__Aim__:
Reproduce only the lines that begin at the line with "OCR this image." and run to the end of the entries; omit every picture.
>> START
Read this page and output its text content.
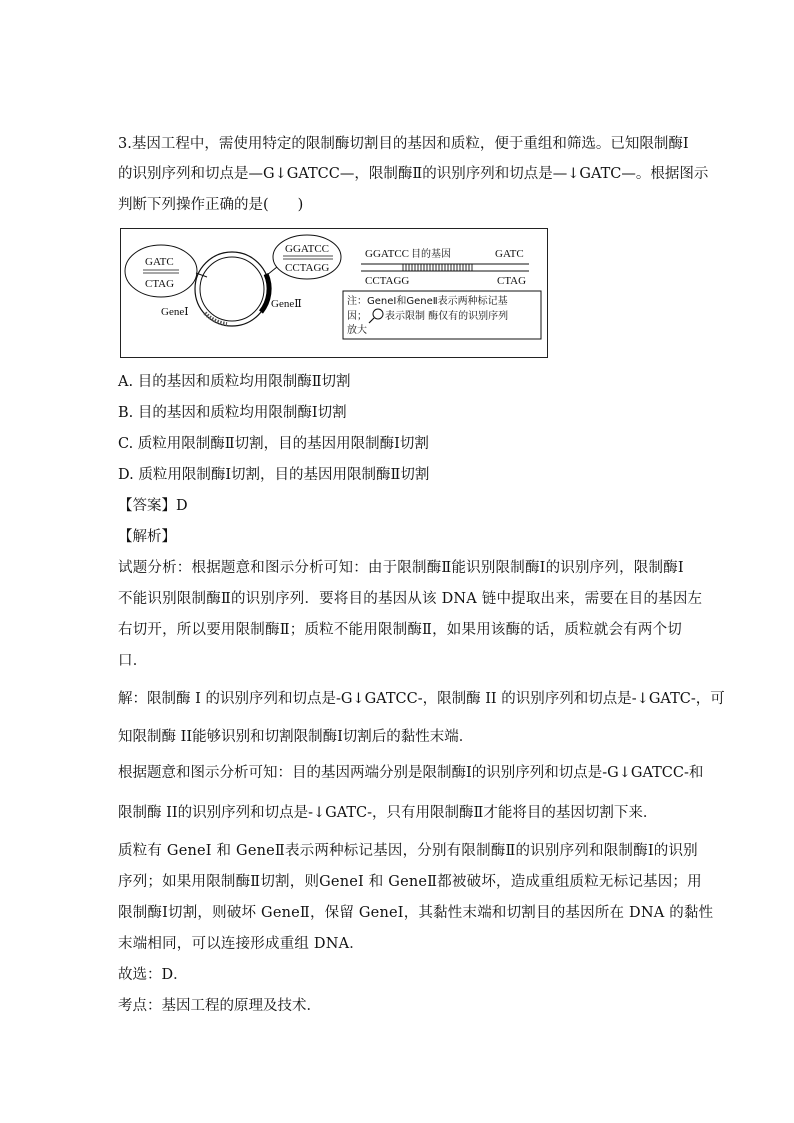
3.基因工程中，需使用特定的限制酶切割目的基因和质粒，便于重组和筛选。已知限制酶Ⅰ
的识别序列和切点是—G↓GATCC—，限制酶Ⅱ的识别序列和切点是—↓GATC—。根据图示
判断下列操作正确的是(　　)
GATC
CTAG
GeneⅠ
GeneⅡ
GGATCC
CCTAGG
GGATCC 目的基因	GATC
CCTAGG	CTAG
注：GeneⅠ和GeneⅡ表示两种标记基
因； 表示限制 酶仅有的识别序列
放大
A. 目的基因和质粒均用限制酶Ⅱ切割
B. 目的基因和质粒均用限制酶Ⅰ切割
C. 质粒用限制酶Ⅱ切割，目的基因用限制酶Ⅰ切割
D. 质粒用限制酶Ⅰ切割，目的基因用限制酶Ⅱ切割
【答案】D
【解析】
试题分析：根据题意和图示分析可知：由于限制酶Ⅱ能识别限制酶Ⅰ的识别序列，限制酶Ⅰ
不能识别限制酶Ⅱ的识别序列．要将目的基因从该 DNA 链中提取出来，需要在目的基因左
右切开，所以要用限制酶Ⅱ；质粒不能用限制酶Ⅱ，如果用该酶的话，质粒就会有两个切
口．
解：限制酶 I 的识别序列和切点是-G↓GATCC-，限制酶 II 的识别序列和切点是-↓GATC-，可
知限制酶 II能够识别和切割限制酶Ⅰ切割后的黏性末端．
根据题意和图示分析可知：目的基因两端分别是限制酶Ⅰ的识别序列和切点是-G↓GATCC-和
限制酶 II的识别序列和切点是-↓GATC-，只有用限制酶Ⅱ才能将目的基因切割下来．
质粒有 GeneI 和 GeneⅡ表示两种标记基因，分别有限制酶Ⅱ的识别序列和限制酶Ⅰ的识别
序列；如果用限制酶Ⅱ切割，则GeneI 和 GeneⅡ都被破坏，造成重组质粒无标记基因；用
限制酶Ⅰ切割，则破坏 GeneⅡ，保留 GeneI，其黏性末端和切割目的基因所在 DNA 的黏性
末端相同，可以连接形成重组 DNA．
故选：D．
考点：基因工程的原理及技术．
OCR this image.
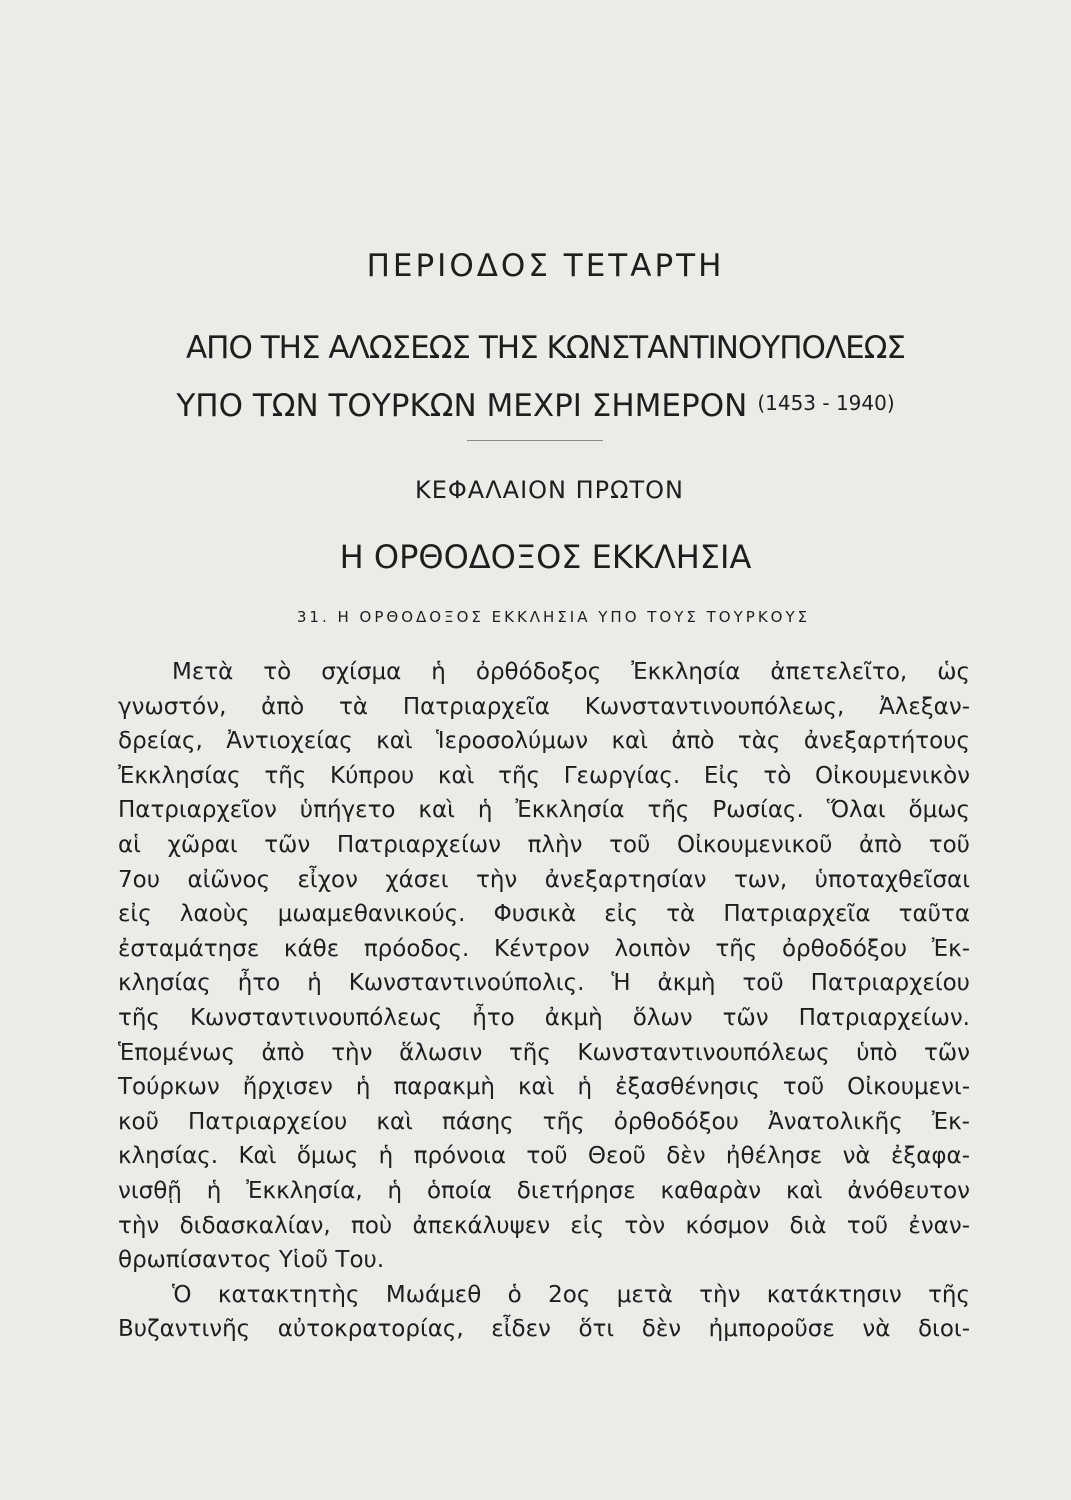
ΠΕΡΙΟΔΟΣ ΤΕΤΑΡΤΗ
ΑΠΟ ΤΗΣ ΑΛΩΣΕΩΣ ΤΗΣ ΚΩΝΣΤΑΝΤΙΝΟΥΠΟΛΕΩΣ
ΥΠΟ ΤΩΝ ΤΟΥΡΚΩΝ ΜΕΧΡΙ ΣΗΜΕΡΟΝ (1453 - 1940)
ΚΕΦΑΛΑΙΟΝ ΠΡΩΤΟΝ
Η ΟΡΘΟΔΟΞΟΣ ΕΚΚΛΗΣΙΑ
31. Η ΟΡΘΟΔΟΞΟΣ ΕΚΚΛΗΣΙΑ ΥΠΟ ΤΟΥΣ ΤΟΥΡΚΟΥΣ
Μετὰ τὸ σχίσμα ἡ ὀρθόδοξος Ἐκκλησία ἀπετελεῖτο, ὡς
γνωστόν, ἀπὸ τὰ Πατριαρχεῖα Κωνσταντινουπόλεως, Ἀλεξαν-
δρείας, Ἀντιοχείας καὶ Ἱεροσολύμων καὶ ἀπὸ τὰς ἀνεξαρτήτους
Ἐκκλησίας τῆς Κύπρου καὶ τῆς Γεωργίας. Εἰς τὸ Οἰκουμενικὸν
Πατριαρχεῖον ὑπήγετο καὶ ἡ Ἐκκλησία τῆς Ρωσίας. Ὅλαι ὅμως
αἱ χῶραι τῶν Πατριαρχείων πλὴν τοῦ Οἰκουμενικοῦ ἀπὸ τοῦ
7ου αἰῶνος εἶχον χάσει τὴν ἀνεξαρτησίαν των, ὑποταχθεῖσαι
εἰς λαοὺς μωαμεθανικούς. Φυσικὰ εἰς τὰ Πατριαρχεῖα ταῦτα
ἐσταμάτησε κάθε πρόοδος. Κέντρον λοιπὸν τῆς ὀρθοδόξου Ἐκ-
κλησίας ἦτο ἡ Κωνσταντινούπολις. Ἡ ἀκμὴ τοῦ Πατριαρχείου
τῆς Κωνσταντινουπόλεως ἦτο ἀκμὴ ὅλων τῶν Πατριαρχείων.
Ἑπομένως ἀπὸ τὴν ἅλωσιν τῆς Κωνσταντινουπόλεως ὑπὸ τῶν
Τούρκων ἤρχισεν ἡ παρακμὴ καὶ ἡ ἐξασθένησις τοῦ Οἰκουμενι-
κοῦ Πατριαρχείου καὶ πάσης τῆς ὀρθοδόξου Ἀνατολικῆς Ἐκ-
κλησίας. Καὶ ὅμως ἡ πρόνοια τοῦ Θεοῦ δὲν ἠθέλησε νὰ ἐξαφα-
νισθῇ ἡ Ἐκκλησία, ἡ ὁποία διετήρησε καθαρὰν καὶ ἀνόθευτον
τὴν διδασκαλίαν, ποὺ ἀπεκάλυψεν εἰς τὸν κόσμον διὰ τοῦ ἐναν-
θρωπίσαντος Υἱοῦ Του.
Ὁ κατακτητὴς Μωάμεθ ὁ 2ος μετὰ τὴν κατάκτησιν τῆς
Βυζαντινῆς αὐτοκρατορίας, εἶδεν ὅτι δὲν ἠμποροῦσε νὰ διοι-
>> END
__Correct response__:
OCR this image.
ΠΕΡΙΟΔΟΣ ΤΕΤΑΡΤΗ
ΑΠΟ ΤΗΣ ΑΛΩΣΕΩΣ ΤΗΣ ΚΩΝΣΤΑΝΤΙΝΟΥΠΟΛΕΩΣ
ΥΠΟ ΤΩΝ ΤΟΥΡΚΩΝ ΜΕΧΡΙ ΣΗΜΕΡΟΝ (1453 - 1940)
ΚΕΦΑΛΑΙΟΝ ΠΡΩΤΟΝ
Η ΟΡΘΟΔΟΞΟΣ ΕΚΚΛΗΣΙΑ
31. Η ΟΡΘΟΔΟΞΟΣ ΕΚΚΛΗΣΙΑ ΥΠΟ ΤΟΥΣ ΤΟΥΡΚΟΥΣ
Μετὰ τὸ σχίσμα ἡ ὀρθόδοξος Ἐκκλησία ἀπετελεῖτο, ὡς
γνωστόν, ἀπὸ τὰ Πατριαρχεῖα Κωνσταντινουπόλεως, Ἀλεξαν-
δρείας, Ἀντιοχείας καὶ Ἱεροσολύμων καὶ ἀπὸ τὰς ἀνεξαρτήτους
Ἐκκλησίας τῆς Κύπρου καὶ τῆς Γεωργίας. Εἰς τὸ Οἰκουμενικὸν
Πατριαρχεῖον ὑπήγετο καὶ ἡ Ἐκκλησία τῆς Ρωσίας. Ὅλαι ὅμως
αἱ χῶραι τῶν Πατριαρχείων πλὴν τοῦ Οἰκουμενικοῦ ἀπὸ τοῦ
7ου αἰῶνος εἶχον χάσει τὴν ἀνεξαρτησίαν των, ὑποταχθεῖσαι
εἰς λαοὺς μωαμεθανικούς. Φυσικὰ εἰς τὰ Πατριαρχεῖα ταῦτα
ἐσταμάτησε κάθε πρόοδος. Κέντρον λοιπὸν τῆς ὀρθοδόξου Ἐκ-
κλησίας ἦτο ἡ Κωνσταντινούπολις. Ἡ ἀκμὴ τοῦ Πατριαρχείου
τῆς Κωνσταντινουπόλεως ἦτο ἀκμὴ ὅλων τῶν Πατριαρχείων.
Ἑπομένως ἀπὸ τὴν ἅλωσιν τῆς Κωνσταντινουπόλεως ὑπὸ τῶν
Τούρκων ἤρχισεν ἡ παρακμὴ καὶ ἡ ἐξασθένησις τοῦ Οἰκουμενι-
κοῦ Πατριαρχείου καὶ πάσης τῆς ὀρθοδόξου Ἀνατολικῆς Ἐκ-
κλησίας. Καὶ ὅμως ἡ πρόνοια τοῦ Θεοῦ δὲν ἠθέλησε νὰ ἐξαφα-
νισθῇ ἡ Ἐκκλησία, ἡ ὁποία διετήρησε καθαρὰν καὶ ἀνόθευτον
τὴν διδασκαλίαν, ποὺ ἀπεκάλυψεν εἰς τὸν κόσμον διὰ τοῦ ἐναν-
θρωπίσαντος Υἱοῦ Του.
Ὁ κατακτητὴς Μωάμεθ ὁ 2ος μετὰ τὴν κατάκτησιν τῆς
Βυζαντινῆς αὐτοκρατορίας, εἶδεν ὅτι δὲν ἠμποροῦσε νὰ διοι-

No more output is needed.